• Tarefas:
[a] Reproduza o trecho do texto sobre o projeto para imigrantes que vai de "Esta é a razão" até "documentação, há seis.".
[b] Quais pessoas são citadas pelo nome no texto sobre o projeto para imigrantes? Liste todas.
[c] Diga se cada afirmação está de acordo com o texto sobre o projeto para imigrantes. Responda sim ou não e cite as palavras do texto que decidem a resposta.
(i) Bernardino Mora Benitez vive em São Paulo com documentação.
(ii) O projeto propõe que as vítimas do tráfico de pessoas não sejam deportadas.
(iii) Segundo João Illes, os estrangeiros continuarão proibidos de abrir uma empresa sem sociedade com um brasileiro.

Esta é a razão da proposta do documento para que todos os direitos sociais, como o acesso à saúde, educação e assistência social, sejam garantidos aos estrangeiros em território nacional, mesmo que estejam irregulares. "É uma questão humanitária, não podemos criminalizar o imigrante e tratá-lo como um cidadão de segunda classe", resume Tuma Júnior.

A medida é aplaudida por quem sofre na pele este tipo de discriminação. "Quantas vezes eu não deixei de ir ao médico por medo de ser denunciado. Na oficina, é comum ver imigrantes se tratando de doenças com chás e ervas, porque muitos têm medo de ir ao posto de saúde", comenta o costureiro e músico paraguaio Bernardino Mora Benitez, de 33 anos, que vive em São Paulo, sem documentação, há seis.

Na avaliação do secretário de Justiça, uma das principais vantagens do projeto é a clara diferenciação entre imigrantes e criminosos. "Não se pode confundir quem vem ao Brasil em busca de trabalho, de melhores condições de vida, com o contrabandista ou traficante, que se vale do vaivém das fronteiras para praticar crimes e permanecer impune", explica Tuma Júnior. "Por isso, propusemos a modificação de um artigo do Código Penal, para tipificar o crime de tráfico de imigrantes, e punir aqueles que lucram com o aliciamento de estrangeiros para trabalhos degradantes. Por outro lado, propusemos a proteção das vítimas do tráfico de pessoas, que não devem ser deportadas."

O projeto ainda prevê a possibilidade de se requerer renovação de vistos ou pedidos de residência sem a necessidade de voltar ao país de origem, de estudantes exercerem atividades remuneradas, bem como a falta de diferenciação entre vistos de turismo e trabalho. Quem quiser vir ao Brasil para fins de recreação ou negócios, passará pelas mesmas exigências e terá direito aos mesmos benefícios. Outra medida de inclusão diz respeito ao reconhecimento das uniões estáveis entre homossexuais para a concessão de vistos de permanência ou cidadania aos companheiros de brasileiros e estrangeiros residentes no Brasil. "A lei, na verdade, já permitia isso, mas a burocracia para comprovar essa união era muito grande. Com um texto mais claro, a situação pode melhorar muito", avalia Maria Berenice Dias, advogada especializada em Direito Homoafetivo e ex-desembargadora do Tribunal de Justiça do Rio Grande do Sul.
De acordo com João Illes, coordenador do Centro de Apoio ao Migrante, ligado à Conferência Nacional dos Bispos do Brasil (CNBB), o projeto do Ministério da Justiça acolheu muitas das reivindicações dos movimentos sociais e evoluiu bastante. Identifica, no entanto, aspectos que foram colocados de lado. "Os estrangeiros continuarão proibidos, por exemplo, de abrir uma empresa se não firmarem sociedade com um brasileiro. Mas a regra deveria ser revista ao menos em relação às microempresas, que podem ser uma alternativa à exploração de mão de obra barata dos imigrantes latino-americanos."

• Conteúdo dos dados:

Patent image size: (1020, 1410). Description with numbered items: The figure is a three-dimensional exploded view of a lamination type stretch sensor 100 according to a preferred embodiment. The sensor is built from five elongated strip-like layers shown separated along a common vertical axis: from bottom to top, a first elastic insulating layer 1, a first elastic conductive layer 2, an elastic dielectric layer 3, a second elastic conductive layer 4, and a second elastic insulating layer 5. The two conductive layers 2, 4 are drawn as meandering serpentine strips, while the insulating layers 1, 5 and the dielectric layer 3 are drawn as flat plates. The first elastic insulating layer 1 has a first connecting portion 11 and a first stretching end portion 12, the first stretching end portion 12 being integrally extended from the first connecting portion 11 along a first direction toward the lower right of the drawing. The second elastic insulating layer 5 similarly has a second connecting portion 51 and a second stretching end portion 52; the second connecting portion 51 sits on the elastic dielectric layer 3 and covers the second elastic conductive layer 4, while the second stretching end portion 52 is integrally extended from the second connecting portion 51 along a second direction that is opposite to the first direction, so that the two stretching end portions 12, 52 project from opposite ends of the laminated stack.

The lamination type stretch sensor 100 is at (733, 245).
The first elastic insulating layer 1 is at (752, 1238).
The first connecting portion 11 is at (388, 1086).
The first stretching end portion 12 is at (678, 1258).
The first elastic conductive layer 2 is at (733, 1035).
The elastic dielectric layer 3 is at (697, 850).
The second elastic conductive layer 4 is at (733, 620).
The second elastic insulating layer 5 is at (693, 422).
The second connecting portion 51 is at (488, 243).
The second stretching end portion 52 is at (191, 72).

• Respostas:
[a]
Esta é a razão da proposta do documento para que todos os direitos sociais, como o acesso à saúde, educação e assistência social, sejam garantidos aos estrangeiros em território nacional, mesmo que estejam irregulares. "É uma questão humanitária, não podemos criminalizar o imigrante e tratá-lo como um cidadão de segunda classe", resume Tuma Júnior.

A medida é aplaudida por quem sofre na pele este tipo de discriminação. "Quantas vezes eu não deixei de ir ao médico por medo de ser denunciado. Na oficina, é comum ver imigrantes se tratando de doenças com chás e ervas, porque muitos têm medo de ir ao posto de saúde", comenta o costureiro e músico paraguaio Bernardino Mora Benitez, de 33 anos, que vive em São Paulo, sem documentação, há seis.

[b]
Tuma Júnior
Bernardino Mora Benitez
Maria Berenice Dias
João Illes

[c]
(i) Não: "que vive em São Paulo, sem documentação, há seis."
(ii) Sim: "propusemos a proteção das vítimas do tráfico de pessoas, que não devem ser deportadas."
(iii) Sim: "Os estrangeiros continuarão proibidos, por exemplo, de abrir uma empresa se não firmarem sociedade com um brasileiro."